GIVEN EXERCISE: All of the material below is to be returned exactly.

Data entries
┌──
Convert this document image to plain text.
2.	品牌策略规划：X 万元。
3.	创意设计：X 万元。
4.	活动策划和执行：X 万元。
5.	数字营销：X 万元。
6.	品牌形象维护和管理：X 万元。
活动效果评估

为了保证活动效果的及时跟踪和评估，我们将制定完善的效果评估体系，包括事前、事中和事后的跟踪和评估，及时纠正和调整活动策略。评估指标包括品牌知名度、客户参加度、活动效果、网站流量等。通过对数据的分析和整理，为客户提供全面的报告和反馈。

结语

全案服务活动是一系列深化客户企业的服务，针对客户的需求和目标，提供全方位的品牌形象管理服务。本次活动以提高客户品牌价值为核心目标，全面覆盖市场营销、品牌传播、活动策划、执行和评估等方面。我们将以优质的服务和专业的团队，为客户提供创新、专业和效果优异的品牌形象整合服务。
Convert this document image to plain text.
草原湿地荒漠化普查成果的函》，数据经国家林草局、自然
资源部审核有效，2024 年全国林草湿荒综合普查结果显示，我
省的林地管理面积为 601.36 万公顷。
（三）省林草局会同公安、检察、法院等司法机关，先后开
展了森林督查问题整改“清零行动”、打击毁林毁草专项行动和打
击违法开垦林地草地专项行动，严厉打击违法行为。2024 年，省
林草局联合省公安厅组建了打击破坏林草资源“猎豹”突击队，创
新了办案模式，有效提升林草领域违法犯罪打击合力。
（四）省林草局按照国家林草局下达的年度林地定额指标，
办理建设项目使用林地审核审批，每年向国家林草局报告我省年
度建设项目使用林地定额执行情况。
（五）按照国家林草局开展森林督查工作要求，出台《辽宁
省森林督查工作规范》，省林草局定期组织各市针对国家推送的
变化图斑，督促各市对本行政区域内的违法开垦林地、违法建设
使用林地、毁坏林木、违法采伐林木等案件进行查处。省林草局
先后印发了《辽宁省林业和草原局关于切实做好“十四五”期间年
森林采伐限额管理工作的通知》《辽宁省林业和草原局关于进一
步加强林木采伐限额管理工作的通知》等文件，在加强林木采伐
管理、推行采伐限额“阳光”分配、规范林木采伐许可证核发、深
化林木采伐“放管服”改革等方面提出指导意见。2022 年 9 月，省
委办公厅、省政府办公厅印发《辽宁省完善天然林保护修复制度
└──
PROBLEM SOLUTION:
Convert this document image to plain text.
2.	品牌策略规划：X 万元。
3.	创意设计：X 万元。
4.	活动策划和执行：X 万元。
5.	数字营销：X 万元。
6.	品牌形象维护和管理：X 万元。
活动效果评估

为了保证活动效果的及时跟踪和评估，我们将制定完善的效果评估体系，包括事前、事中和事后的跟踪和评估，及时纠正和调整活动策略。评估指标包括品牌知名度、客户参加度、活动效果、网站流量等。通过对数据的分析和整理，为客户提供全面的报告和反馈。

结语

全案服务活动是一系列深化客户企业的服务，针对客户的需求和目标，提供全方位的品牌形象管理服务。本次活动以提高客户品牌价值为核心目标，全面覆盖市场营销、品牌传播、活动策划、执行和评估等方面。我们将以优质的服务和专业的团队，为客户提供创新、专业和效果优异的品牌形象整合服务。
Convert this document image to plain text.
草原湿地荒漠化普查成果的函》，数据经国家林草局、自然
资源部审核有效，2024 年全国林草湿荒综合普查结果显示，我
省的林地管理面积为 601.36 万公顷。
（三）省林草局会同公安、检察、法院等司法机关，先后开
展了森林督查问题整改“清零行动”、打击毁林毁草专项行动和打
击违法开垦林地草地专项行动，严厉打击违法行为。2024 年，省
林草局联合省公安厅组建了打击破坏林草资源“猎豹”突击队，创
新了办案模式，有效提升林草领域违法犯罪打击合力。
（四）省林草局按照国家林草局下达的年度林地定额指标，
办理建设项目使用林地审核审批，每年向国家林草局报告我省年
度建设项目使用林地定额执行情况。
（五）按照国家林草局开展森林督查工作要求，出台《辽宁
省森林督查工作规范》，省林草局定期组织各市针对国家推送的
变化图斑，督促各市对本行政区域内的违法开垦林地、违法建设
使用林地、毁坏林木、违法采伐林木等案件进行查处。省林草局
先后印发了《辽宁省林业和草原局关于切实做好“十四五”期间年
森林采伐限额管理工作的通知》《辽宁省林业和草原局关于进一
步加强林木采伐限额管理工作的通知》等文件，在加强林木采伐
管理、推行采伐限额“阳光”分配、规范林木采伐许可证核发、深
化林木采伐“放管服”改革等方面提出指导意见。2022 年 9 月，省
委办公厅、省政府办公厅印发《辽宁省完善天然林保护修复制度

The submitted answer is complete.